- [WHAT THE TASK REQUIRES]: Copy all of the material exactly. Pictures are not to appear in the copy.

- [DATA TO PROCESS]:
☆ ☆ ☆

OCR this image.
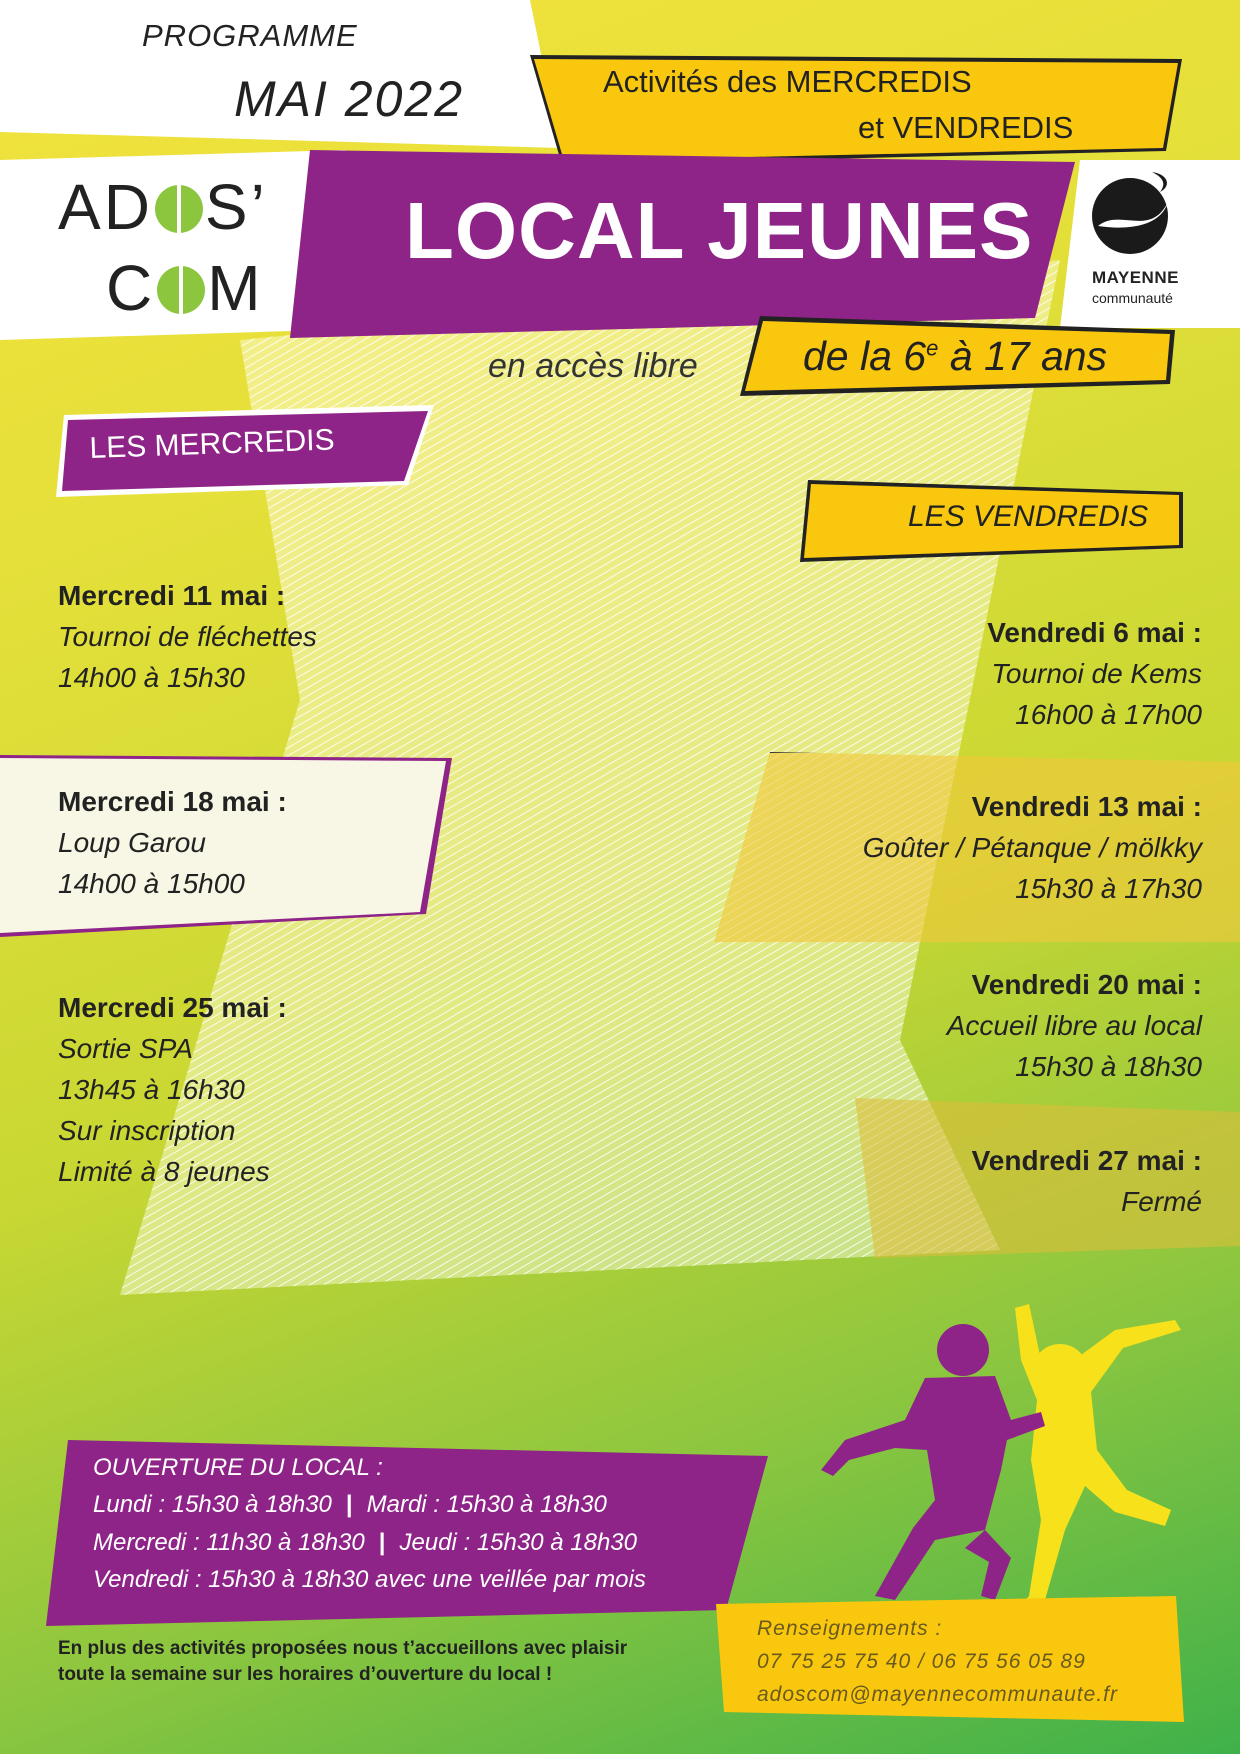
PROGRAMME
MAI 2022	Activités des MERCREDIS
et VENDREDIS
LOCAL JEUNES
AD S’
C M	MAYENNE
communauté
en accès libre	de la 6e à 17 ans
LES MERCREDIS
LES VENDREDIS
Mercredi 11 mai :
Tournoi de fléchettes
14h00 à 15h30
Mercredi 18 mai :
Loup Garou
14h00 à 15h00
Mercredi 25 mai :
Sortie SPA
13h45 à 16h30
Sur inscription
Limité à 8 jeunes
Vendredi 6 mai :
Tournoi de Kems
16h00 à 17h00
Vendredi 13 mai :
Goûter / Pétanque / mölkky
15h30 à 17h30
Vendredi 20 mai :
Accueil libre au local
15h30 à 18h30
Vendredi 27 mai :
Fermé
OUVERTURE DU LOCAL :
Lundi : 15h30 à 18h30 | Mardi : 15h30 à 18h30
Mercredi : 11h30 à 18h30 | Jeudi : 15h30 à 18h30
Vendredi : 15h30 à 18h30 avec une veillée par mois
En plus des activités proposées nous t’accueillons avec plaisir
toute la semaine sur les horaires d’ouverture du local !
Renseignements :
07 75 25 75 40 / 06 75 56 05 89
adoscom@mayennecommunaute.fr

☆ ☆ ☆

- [EXERCISE RESPONSE]:
OCR this image.
PROGRAMME
MAI 2022	Activités des MERCREDIS
et VENDREDIS
LOCAL JEUNES
AD S’
C M	MAYENNE
communauté
en accès libre	de la 6e à 17 ans
LES MERCREDIS
LES VENDREDIS
Mercredi 11 mai :
Tournoi de fléchettes
14h00 à 15h30
Mercredi 18 mai :
Loup Garou
14h00 à 15h00
Mercredi 25 mai :
Sortie SPA
13h45 à 16h30
Sur inscription
Limité à 8 jeunes
Vendredi 6 mai :
Tournoi de Kems
16h00 à 17h00
Vendredi 13 mai :
Goûter / Pétanque / mölkky
15h30 à 17h30
Vendredi 20 mai :
Accueil libre au local
15h30 à 18h30
Vendredi 27 mai :
Fermé
OUVERTURE DU LOCAL :
Lundi : 15h30 à 18h30 | Mardi : 15h30 à 18h30
Mercredi : 11h30 à 18h30 | Jeudi : 15h30 à 18h30
Vendredi : 15h30 à 18h30 avec une veillée par mois
En plus des activités proposées nous t’accueillons avec plaisir
toute la semaine sur les horaires d’ouverture du local !
Renseignements :
07 75 25 75 40 / 06 75 56 05 89
adoscom@mayennecommunaute.fr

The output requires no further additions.